## THE PROBLEM
Each line that holds the word "以防为主" counts once. Give the total number of such lines and nothing else.

BEGIN INFORMATION SUPPLIED

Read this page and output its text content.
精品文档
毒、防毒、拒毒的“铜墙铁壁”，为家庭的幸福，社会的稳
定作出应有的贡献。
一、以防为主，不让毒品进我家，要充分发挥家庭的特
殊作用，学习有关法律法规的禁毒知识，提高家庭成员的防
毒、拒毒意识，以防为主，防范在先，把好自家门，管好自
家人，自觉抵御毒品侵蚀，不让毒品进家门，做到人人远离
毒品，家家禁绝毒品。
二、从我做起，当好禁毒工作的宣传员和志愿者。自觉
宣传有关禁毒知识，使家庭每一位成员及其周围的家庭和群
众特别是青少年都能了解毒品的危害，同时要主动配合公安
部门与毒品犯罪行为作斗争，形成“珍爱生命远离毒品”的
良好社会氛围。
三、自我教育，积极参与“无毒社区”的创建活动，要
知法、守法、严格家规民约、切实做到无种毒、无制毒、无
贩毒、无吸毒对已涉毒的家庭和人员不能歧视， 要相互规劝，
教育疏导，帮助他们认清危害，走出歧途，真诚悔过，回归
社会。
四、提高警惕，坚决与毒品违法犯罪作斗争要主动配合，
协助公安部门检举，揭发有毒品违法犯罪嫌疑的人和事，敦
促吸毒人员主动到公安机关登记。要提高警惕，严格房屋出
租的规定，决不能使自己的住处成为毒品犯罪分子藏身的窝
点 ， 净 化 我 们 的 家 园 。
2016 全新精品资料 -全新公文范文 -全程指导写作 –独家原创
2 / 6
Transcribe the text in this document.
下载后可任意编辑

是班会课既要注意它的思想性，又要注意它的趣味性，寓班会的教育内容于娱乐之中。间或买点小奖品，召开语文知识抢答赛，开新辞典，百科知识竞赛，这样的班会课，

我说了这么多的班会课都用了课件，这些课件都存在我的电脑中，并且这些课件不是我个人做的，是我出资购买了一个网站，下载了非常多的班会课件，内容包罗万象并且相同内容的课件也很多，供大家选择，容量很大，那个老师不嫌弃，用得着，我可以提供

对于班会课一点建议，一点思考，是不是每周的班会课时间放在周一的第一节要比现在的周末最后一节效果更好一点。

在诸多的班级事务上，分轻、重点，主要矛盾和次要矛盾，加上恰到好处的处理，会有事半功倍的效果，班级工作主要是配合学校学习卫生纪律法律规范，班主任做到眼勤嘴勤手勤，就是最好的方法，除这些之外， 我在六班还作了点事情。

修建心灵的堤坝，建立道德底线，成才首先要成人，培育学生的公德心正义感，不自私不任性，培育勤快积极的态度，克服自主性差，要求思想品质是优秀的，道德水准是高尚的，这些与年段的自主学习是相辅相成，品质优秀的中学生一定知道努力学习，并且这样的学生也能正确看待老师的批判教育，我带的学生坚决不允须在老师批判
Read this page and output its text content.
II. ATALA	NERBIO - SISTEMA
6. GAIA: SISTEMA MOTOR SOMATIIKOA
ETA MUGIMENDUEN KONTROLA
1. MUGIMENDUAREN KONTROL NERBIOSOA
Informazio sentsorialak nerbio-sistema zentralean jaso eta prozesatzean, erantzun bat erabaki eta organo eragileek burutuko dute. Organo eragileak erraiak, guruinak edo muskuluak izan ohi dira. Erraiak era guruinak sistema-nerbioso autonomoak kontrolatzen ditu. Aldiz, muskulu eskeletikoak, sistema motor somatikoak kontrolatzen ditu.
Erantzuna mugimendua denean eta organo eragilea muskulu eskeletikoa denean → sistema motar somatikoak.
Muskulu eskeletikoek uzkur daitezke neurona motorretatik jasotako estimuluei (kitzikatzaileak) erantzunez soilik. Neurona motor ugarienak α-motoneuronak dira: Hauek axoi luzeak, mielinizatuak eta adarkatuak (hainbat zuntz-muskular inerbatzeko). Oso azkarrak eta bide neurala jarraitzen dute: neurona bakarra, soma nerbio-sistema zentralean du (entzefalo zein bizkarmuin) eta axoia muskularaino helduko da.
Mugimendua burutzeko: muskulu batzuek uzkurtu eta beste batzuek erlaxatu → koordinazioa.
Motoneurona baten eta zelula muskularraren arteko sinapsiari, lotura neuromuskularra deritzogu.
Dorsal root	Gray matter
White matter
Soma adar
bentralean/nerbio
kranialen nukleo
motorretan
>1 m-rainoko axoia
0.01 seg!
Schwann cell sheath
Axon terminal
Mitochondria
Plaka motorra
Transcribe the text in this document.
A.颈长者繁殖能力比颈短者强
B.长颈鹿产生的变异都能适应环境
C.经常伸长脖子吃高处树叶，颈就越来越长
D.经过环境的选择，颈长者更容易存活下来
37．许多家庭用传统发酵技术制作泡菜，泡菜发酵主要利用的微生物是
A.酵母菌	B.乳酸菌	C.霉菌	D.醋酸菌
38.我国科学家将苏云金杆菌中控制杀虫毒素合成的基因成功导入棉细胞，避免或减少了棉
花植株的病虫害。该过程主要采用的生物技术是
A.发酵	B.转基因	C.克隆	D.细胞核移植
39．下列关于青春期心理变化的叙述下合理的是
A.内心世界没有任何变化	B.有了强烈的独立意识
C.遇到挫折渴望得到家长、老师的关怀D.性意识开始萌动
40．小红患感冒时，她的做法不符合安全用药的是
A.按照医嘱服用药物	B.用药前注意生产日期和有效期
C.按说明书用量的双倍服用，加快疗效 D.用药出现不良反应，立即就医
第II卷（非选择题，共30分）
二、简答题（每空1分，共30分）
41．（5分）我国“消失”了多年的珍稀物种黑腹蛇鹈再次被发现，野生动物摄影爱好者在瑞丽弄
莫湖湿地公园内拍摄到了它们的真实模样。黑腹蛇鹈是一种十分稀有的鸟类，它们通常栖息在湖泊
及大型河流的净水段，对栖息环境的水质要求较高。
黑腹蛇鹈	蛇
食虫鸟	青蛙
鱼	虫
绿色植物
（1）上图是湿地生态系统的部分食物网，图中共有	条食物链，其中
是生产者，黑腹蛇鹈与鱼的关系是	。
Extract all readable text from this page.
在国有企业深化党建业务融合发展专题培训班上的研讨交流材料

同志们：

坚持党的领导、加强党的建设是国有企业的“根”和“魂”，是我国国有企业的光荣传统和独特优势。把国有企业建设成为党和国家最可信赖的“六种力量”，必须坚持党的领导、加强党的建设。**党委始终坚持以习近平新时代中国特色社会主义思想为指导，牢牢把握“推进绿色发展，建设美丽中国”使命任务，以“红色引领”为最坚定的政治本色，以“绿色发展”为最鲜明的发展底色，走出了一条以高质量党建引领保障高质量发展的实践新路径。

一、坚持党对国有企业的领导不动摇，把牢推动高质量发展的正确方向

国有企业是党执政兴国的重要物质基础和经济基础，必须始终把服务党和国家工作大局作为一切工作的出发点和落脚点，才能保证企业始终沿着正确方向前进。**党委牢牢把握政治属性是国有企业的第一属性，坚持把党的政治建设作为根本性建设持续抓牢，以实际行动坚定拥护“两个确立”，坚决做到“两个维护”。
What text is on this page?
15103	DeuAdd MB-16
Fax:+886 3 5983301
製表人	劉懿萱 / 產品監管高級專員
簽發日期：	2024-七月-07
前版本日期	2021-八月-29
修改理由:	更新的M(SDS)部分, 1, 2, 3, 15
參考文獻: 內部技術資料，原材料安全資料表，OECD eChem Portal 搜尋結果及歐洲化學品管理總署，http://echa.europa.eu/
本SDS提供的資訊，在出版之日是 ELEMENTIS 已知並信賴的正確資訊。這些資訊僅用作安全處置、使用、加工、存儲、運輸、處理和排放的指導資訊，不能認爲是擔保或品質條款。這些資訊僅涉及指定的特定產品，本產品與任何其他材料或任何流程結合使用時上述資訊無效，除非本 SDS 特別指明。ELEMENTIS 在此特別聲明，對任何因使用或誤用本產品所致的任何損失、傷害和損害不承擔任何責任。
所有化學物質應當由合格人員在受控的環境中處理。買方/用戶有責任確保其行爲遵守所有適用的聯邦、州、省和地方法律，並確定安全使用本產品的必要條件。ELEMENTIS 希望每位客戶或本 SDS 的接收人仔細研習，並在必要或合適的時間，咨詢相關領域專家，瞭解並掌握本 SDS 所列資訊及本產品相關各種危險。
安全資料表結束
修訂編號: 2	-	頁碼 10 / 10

END INFORMATION SUPPLIED

## REPLY TO THE EXERCISE
2